WRITTEN REQUEST: Out of all the lines below, count those with the word "обязательства". Give the number only.

— Start —

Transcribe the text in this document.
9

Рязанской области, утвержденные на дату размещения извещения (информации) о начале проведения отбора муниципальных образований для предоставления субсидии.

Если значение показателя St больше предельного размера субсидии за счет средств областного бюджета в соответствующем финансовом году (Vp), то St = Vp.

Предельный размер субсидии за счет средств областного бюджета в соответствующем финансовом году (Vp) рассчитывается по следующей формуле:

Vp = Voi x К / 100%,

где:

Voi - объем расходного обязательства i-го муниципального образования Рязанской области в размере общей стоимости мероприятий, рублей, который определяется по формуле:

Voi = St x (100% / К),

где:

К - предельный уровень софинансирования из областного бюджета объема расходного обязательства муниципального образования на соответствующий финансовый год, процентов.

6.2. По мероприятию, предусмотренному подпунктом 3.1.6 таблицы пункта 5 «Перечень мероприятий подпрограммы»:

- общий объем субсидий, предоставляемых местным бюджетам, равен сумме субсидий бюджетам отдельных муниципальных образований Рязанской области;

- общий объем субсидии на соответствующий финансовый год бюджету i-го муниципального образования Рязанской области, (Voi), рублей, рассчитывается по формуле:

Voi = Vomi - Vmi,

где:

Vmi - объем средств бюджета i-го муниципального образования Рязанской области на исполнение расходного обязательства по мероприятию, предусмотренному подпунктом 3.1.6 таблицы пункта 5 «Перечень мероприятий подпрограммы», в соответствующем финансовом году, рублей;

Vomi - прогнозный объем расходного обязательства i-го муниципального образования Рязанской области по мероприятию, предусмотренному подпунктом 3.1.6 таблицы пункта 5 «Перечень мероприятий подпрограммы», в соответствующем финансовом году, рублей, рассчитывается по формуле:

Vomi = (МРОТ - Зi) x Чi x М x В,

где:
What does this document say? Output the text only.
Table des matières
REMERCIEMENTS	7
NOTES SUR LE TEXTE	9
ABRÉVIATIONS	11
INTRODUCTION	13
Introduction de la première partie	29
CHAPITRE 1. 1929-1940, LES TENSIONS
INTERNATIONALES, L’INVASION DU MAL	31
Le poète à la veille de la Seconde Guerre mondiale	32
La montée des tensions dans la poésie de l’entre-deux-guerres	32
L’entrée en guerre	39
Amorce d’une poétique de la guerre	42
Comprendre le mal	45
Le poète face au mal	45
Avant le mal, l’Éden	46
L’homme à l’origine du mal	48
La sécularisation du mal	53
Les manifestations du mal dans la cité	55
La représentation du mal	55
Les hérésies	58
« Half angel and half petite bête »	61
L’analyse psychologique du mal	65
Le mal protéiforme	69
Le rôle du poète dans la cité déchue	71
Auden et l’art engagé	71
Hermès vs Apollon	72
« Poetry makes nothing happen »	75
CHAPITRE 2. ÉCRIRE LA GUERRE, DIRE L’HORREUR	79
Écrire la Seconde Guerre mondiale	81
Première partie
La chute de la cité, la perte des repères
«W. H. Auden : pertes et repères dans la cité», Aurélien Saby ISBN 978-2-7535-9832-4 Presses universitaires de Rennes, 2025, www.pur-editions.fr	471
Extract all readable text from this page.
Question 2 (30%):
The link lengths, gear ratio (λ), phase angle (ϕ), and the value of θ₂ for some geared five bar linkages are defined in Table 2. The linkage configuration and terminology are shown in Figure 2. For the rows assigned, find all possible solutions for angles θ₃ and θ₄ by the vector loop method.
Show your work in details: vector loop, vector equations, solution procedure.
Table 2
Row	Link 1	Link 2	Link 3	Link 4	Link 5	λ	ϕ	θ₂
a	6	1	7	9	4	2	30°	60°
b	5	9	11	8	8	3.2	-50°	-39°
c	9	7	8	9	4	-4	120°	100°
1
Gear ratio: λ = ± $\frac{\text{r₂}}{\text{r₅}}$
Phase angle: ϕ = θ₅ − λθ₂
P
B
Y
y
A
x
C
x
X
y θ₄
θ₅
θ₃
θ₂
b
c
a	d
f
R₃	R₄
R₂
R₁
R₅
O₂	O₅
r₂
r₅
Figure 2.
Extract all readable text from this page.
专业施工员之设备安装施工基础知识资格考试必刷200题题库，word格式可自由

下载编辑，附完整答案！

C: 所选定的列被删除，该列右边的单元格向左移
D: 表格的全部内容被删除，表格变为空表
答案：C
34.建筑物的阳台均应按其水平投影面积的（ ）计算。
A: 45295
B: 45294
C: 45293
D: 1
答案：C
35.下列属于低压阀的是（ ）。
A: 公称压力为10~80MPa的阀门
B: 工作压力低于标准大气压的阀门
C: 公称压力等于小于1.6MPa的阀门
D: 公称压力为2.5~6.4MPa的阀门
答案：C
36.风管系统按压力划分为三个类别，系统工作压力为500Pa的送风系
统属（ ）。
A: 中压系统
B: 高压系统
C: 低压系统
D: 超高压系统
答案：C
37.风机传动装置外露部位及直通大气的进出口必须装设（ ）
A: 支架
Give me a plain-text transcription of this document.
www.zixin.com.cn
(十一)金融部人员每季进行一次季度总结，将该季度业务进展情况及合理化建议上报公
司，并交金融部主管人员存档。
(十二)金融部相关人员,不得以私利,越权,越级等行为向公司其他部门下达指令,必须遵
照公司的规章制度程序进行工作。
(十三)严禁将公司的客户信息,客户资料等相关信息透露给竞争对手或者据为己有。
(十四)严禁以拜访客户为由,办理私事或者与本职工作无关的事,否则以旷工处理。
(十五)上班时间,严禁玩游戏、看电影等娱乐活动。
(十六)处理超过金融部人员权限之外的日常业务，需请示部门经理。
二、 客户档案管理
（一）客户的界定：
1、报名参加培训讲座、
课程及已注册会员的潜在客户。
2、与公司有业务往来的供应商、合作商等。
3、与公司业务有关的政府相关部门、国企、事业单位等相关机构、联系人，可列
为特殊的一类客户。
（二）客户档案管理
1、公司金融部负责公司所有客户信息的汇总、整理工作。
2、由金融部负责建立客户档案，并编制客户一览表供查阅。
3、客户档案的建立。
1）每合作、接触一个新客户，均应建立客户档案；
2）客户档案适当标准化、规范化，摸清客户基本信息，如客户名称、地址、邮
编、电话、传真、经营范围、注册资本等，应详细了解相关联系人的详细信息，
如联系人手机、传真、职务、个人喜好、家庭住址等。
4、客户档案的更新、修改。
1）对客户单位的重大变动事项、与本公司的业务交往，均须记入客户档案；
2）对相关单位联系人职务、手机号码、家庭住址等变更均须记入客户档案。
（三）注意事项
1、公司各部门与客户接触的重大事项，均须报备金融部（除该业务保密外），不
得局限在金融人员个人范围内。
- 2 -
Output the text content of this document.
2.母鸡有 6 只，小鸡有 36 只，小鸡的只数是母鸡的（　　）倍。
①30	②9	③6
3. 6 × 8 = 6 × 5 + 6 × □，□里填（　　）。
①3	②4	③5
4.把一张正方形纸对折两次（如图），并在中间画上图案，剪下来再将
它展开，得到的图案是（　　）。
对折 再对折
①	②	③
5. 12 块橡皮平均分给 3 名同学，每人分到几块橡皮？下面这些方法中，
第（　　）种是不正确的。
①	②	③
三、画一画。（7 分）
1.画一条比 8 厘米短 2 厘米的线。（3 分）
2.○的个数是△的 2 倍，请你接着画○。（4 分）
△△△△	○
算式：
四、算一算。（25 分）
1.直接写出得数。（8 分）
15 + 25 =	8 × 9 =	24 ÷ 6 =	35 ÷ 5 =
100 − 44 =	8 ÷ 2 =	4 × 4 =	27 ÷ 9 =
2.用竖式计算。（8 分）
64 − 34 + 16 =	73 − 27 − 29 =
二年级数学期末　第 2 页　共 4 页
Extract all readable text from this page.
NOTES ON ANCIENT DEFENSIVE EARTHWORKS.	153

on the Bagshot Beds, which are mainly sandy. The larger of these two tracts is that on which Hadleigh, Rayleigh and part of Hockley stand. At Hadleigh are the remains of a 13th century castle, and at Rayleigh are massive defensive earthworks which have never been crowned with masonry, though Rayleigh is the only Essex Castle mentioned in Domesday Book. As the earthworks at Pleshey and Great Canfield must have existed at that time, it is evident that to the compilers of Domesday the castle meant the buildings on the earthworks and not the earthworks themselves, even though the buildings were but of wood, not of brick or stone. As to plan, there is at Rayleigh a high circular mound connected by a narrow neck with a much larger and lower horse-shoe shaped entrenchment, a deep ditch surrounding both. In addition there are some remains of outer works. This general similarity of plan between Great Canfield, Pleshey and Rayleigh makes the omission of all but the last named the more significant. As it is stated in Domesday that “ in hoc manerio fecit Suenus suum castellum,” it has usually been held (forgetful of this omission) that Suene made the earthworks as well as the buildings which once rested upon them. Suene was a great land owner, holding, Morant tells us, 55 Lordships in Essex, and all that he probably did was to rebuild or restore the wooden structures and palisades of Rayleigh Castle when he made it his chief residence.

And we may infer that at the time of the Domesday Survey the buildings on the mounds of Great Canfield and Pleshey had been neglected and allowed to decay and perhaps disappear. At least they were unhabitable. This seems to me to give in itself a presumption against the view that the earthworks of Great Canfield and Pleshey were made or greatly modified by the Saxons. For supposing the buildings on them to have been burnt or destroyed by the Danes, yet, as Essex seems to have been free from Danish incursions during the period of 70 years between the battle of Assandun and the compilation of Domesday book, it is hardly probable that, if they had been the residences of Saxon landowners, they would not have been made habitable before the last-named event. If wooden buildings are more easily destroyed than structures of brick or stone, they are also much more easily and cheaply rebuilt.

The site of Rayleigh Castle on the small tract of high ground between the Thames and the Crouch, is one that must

— End —

ANSWER FOR THIS EXERCISE: 4